Where does the string "推行居民自治" appear? Copy every line of the entries below that holds it.

══ EXCERPTED DATA ══

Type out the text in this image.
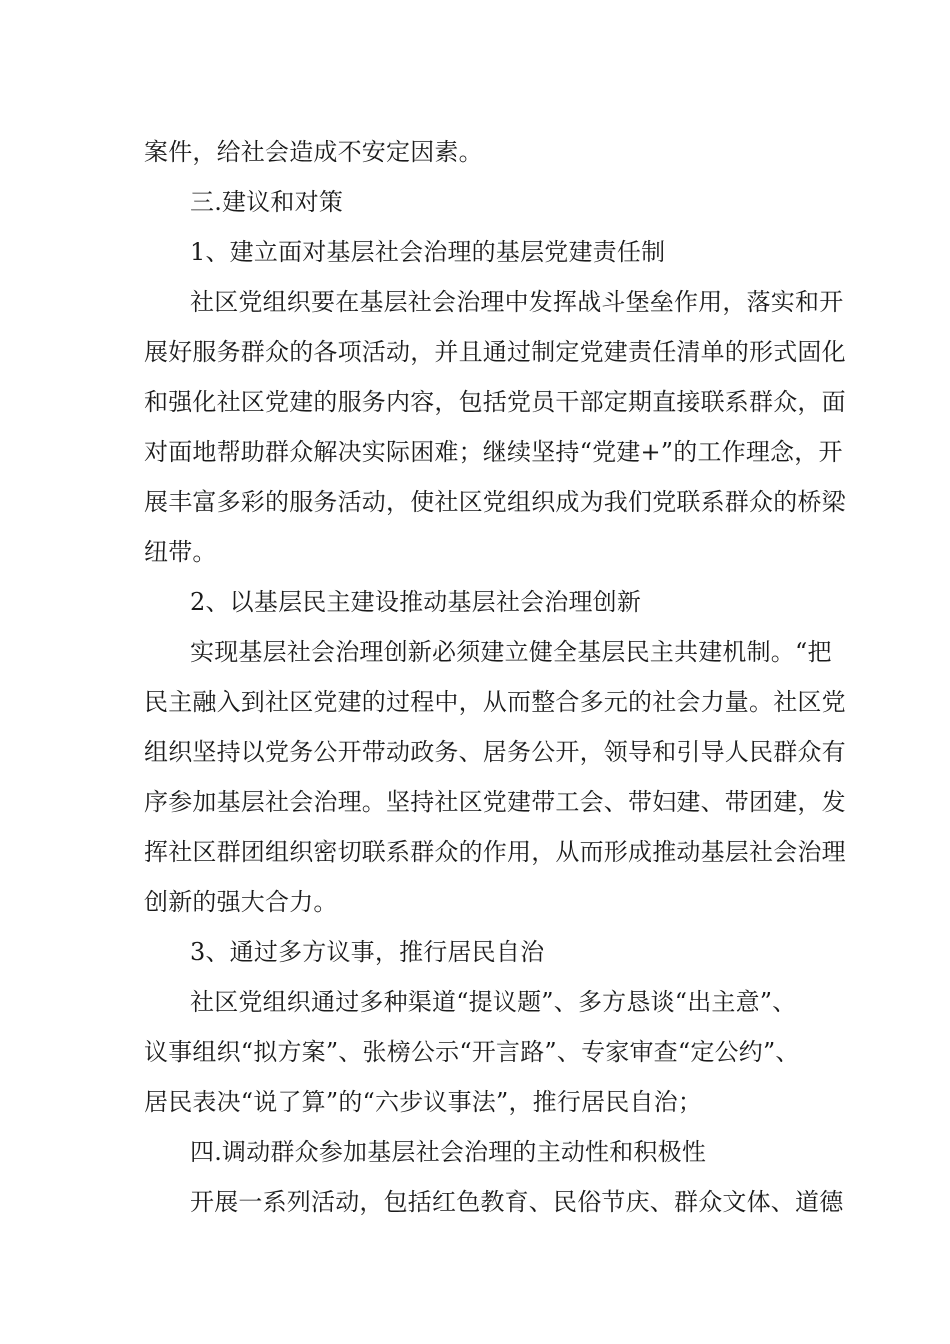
案件，给社会造成不安定因素。
三.建议和对策
1、建立面对基层社会治理的基层党建责任制
社区党组织要在基层社会治理中发挥战斗堡垒作用，落实和开
展好服务群众的各项活动，并且通过制定党建责任清单的形式固化
和强化社区党建的服务内容，包括党员干部定期直接联系群众，面
对面地帮助群众解决实际困难；继续坚持“党建+”的工作理念，开
展丰富多彩的服务活动，使社区党组织成为我们党联系群众的桥梁
纽带。
2、以基层民主建设推动基层社会治理创新
实现基层社会治理创新必须建立健全基层民主共建机制。“把
民主融入到社区党建的过程中，从而整合多元的社会力量。社区党
组织坚持以党务公开带动政务、居务公开，领导和引导人民群众有
序参加基层社会治理。坚持社区党建带工会、带妇建、带团建，发
挥社区群团组织密切联系群众的作用，从而形成推动基层社会治理
创新的强大合力。
3、通过多方议事，推行居民自治
社区党组织通过多种渠道“提议题”、多方恳谈“出主意”、
议事组织“拟方案”、张榜公示“开言路”、专家审查“定公约”、
居民表决“说了算”的“六步议事法”，推行居民自治；
四.调动群众参加基层社会治理的主动性和积极性
开展一系列活动，包括红色教育、民俗节庆、群众文体、道德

═══

CORRECT ANSWER:
3、通过多方议事，推行居民自治
居民表决“说了算”的“六步议事法”，推行居民自治；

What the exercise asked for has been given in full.